[Aim of the exercise] Count every line below that contains "einer", then state the total with no other output.
****
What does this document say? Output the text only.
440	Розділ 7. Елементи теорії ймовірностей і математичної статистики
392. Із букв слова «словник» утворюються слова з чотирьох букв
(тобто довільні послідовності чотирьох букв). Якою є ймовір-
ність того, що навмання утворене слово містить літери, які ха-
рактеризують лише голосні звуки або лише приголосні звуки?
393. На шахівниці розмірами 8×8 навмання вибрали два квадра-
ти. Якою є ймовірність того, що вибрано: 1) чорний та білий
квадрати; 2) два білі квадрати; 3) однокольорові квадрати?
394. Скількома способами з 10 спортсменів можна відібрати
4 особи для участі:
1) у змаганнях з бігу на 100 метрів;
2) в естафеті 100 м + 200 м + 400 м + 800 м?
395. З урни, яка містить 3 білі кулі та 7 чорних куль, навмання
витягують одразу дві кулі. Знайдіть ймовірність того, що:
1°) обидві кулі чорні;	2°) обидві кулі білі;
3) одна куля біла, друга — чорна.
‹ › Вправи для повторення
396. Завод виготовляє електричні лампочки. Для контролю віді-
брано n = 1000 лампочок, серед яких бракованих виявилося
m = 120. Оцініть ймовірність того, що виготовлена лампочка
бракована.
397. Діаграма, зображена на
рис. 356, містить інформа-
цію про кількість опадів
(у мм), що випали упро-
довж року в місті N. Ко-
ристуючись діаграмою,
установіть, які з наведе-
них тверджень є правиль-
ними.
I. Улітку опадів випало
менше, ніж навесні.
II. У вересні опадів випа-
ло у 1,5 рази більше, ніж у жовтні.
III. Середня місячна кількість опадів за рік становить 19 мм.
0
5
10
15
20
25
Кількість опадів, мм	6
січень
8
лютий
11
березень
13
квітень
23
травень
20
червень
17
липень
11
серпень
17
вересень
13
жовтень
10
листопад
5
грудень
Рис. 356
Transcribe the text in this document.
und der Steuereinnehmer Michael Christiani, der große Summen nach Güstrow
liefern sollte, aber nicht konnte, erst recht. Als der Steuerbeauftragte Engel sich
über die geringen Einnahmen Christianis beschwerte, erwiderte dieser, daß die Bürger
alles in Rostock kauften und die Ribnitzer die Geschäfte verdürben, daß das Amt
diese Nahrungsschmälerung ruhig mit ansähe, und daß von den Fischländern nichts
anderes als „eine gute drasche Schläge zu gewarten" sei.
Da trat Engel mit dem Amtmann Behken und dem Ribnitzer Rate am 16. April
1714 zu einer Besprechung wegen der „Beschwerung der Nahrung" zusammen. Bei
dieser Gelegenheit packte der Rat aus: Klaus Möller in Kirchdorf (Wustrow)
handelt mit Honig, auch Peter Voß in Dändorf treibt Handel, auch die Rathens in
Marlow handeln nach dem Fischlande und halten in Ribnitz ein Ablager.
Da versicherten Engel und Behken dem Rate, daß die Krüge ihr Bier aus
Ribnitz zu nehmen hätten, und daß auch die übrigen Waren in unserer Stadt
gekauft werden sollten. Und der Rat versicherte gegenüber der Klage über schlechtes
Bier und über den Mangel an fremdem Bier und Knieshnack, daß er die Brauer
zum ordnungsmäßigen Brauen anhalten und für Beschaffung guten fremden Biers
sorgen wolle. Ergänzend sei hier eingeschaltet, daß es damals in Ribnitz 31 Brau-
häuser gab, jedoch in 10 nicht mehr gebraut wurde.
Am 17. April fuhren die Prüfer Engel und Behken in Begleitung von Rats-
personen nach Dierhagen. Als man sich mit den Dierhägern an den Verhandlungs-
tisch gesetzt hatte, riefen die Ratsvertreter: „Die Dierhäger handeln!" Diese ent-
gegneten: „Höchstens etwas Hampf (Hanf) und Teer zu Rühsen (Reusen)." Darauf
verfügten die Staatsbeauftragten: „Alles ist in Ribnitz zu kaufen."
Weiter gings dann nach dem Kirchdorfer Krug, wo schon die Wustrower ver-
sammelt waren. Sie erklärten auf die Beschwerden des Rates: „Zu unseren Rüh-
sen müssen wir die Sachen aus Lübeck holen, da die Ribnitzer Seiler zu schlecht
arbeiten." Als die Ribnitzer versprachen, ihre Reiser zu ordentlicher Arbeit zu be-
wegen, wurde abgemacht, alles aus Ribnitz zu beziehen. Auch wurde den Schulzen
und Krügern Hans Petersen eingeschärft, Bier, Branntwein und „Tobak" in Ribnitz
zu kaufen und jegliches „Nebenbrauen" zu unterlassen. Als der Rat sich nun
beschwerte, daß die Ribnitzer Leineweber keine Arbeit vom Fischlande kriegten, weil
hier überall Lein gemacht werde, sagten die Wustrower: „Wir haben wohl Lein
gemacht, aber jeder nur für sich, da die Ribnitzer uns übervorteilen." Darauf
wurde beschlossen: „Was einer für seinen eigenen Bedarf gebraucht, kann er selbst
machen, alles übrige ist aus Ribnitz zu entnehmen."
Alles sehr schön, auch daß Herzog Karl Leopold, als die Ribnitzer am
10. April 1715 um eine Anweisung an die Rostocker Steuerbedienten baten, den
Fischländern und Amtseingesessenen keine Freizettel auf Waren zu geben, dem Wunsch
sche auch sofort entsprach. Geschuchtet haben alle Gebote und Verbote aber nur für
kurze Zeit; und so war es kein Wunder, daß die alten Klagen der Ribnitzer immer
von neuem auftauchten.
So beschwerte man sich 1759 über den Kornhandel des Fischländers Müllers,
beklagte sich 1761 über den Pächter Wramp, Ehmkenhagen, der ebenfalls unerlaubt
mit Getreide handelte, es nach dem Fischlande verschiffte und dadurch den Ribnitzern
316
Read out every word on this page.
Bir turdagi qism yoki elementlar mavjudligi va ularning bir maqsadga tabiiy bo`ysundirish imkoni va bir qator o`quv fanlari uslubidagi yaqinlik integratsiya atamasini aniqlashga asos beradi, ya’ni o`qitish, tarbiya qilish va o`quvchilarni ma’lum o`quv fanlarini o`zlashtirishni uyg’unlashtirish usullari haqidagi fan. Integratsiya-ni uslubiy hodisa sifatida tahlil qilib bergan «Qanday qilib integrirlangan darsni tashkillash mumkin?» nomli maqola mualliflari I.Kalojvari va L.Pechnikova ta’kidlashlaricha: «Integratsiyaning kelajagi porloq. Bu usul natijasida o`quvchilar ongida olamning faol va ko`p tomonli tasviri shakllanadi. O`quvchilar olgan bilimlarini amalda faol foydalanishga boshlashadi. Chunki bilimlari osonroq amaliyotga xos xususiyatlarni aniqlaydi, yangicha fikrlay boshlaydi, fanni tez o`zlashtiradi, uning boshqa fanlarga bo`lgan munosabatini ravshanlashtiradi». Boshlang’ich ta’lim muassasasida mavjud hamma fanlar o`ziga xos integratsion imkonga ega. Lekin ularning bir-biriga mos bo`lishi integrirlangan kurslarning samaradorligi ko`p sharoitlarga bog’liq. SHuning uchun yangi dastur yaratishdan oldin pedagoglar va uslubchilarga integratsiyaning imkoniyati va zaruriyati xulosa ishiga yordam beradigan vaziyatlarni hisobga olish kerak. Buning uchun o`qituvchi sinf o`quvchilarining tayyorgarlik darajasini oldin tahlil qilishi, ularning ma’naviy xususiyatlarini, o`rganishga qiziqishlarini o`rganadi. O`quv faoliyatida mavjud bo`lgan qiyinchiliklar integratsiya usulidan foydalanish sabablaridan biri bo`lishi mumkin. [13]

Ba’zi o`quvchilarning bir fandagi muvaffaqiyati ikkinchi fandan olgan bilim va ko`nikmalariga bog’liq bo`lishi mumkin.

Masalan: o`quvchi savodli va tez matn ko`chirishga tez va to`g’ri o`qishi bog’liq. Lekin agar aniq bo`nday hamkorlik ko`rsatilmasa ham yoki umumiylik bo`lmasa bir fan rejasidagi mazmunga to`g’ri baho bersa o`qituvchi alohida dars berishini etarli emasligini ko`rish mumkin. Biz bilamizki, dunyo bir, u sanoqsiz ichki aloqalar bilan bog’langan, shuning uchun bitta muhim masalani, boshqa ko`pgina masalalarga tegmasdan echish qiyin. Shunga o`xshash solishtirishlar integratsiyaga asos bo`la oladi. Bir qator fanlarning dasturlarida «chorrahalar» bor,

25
****
[Problem solution] 2